- _Stated problem_: Copy out every record precisely.

# START OF Supplied records

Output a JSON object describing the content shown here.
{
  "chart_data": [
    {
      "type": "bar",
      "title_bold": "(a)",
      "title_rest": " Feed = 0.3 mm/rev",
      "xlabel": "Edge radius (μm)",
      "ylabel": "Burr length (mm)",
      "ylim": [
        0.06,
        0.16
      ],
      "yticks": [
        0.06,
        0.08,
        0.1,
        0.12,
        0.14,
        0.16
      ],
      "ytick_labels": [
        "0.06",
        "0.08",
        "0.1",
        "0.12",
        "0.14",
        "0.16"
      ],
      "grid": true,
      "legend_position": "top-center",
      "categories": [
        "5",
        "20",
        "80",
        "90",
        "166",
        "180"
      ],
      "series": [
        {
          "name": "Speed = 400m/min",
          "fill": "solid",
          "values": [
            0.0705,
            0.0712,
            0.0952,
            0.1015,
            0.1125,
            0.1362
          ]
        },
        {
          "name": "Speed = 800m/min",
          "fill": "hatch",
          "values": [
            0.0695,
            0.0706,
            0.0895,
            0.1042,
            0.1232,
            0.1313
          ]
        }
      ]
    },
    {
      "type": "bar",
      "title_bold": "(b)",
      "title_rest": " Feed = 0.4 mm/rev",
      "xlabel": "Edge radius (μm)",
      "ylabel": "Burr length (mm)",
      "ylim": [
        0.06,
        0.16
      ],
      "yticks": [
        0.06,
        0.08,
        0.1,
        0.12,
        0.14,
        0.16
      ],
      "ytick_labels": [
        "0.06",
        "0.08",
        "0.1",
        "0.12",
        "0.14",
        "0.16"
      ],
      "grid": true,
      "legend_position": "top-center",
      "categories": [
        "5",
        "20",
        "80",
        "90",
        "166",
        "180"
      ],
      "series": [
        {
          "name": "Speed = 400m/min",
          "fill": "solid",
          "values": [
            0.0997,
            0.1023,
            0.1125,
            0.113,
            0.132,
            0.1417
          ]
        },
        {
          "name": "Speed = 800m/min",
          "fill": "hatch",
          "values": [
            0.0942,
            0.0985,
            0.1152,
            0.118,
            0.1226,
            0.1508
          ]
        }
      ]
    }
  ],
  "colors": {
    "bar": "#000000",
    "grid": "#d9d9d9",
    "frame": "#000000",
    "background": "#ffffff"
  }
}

# END OF Supplied records

- _Task result_:
Output a JSON object describing the content shown here.
{
  "chart_data": [
    {
      "type": "bar",
      "title_bold": "(a)",
      "title_rest": " Feed = 0.3 mm/rev",
      "xlabel": "Edge radius (μm)",
      "ylabel": "Burr length (mm)",
      "ylim": [
        0.06,
        0.16
      ],
      "yticks": [
        0.06,
        0.08,
        0.1,
        0.12,
        0.14,
        0.16
      ],
      "ytick_labels": [
        "0.06",
        "0.08",
        "0.1",
        "0.12",
        "0.14",
        "0.16"
      ],
      "grid": true,
      "legend_position": "top-center",
      "categories": [
        "5",
        "20",
        "80",
        "90",
        "166",
        "180"
      ],
      "series": [
        {
          "name": "Speed = 400m/min",
          "fill": "solid",
          "values": [
            0.0705,
            0.0712,
            0.0952,
            0.1015,
            0.1125,
            0.1362
          ]
        },
        {
          "name": "Speed = 800m/min",
          "fill": "hatch",
          "values": [
            0.0695,
            0.0706,
            0.0895,
            0.1042,
            0.1232,
            0.1313
          ]
        }
      ]
    },
    {
      "type": "bar",
      "title_bold": "(b)",
      "title_rest": " Feed = 0.4 mm/rev",
      "xlabel": "Edge radius (μm)",
      "ylabel": "Burr length (mm)",
      "ylim": [
        0.06,
        0.16
      ],
      "yticks": [
        0.06,
        0.08,
        0.1,
        0.12,
        0.14,
        0.16
      ],
      "ytick_labels": [
        "0.06",
        "0.08",
        "0.1",
        "0.12",
        "0.14",
        "0.16"
      ],
      "grid": true,
      "legend_position": "top-center",
      "categories": [
        "5",
        "20",
        "80",
        "90",
        "166",
        "180"
      ],
      "series": [
        {
          "name": "Speed = 400m/min",
          "fill": "solid",
          "values": [
            0.0997,
            0.1023,
            0.1125,
            0.113,
            0.132,
            0.1417
          ]
        },
        {
          "name": "Speed = 800m/min",
          "fill": "hatch",
          "values": [
            0.0942,
            0.0985,
            0.1152,
            0.118,
            0.1226,
            0.1508
          ]
        }
      ]
    }
  ],
  "colors": {
    "bar": "#000000",
    "grid": "#d9d9d9",
    "frame": "#000000",
    "background": "#ffffff"
  }
}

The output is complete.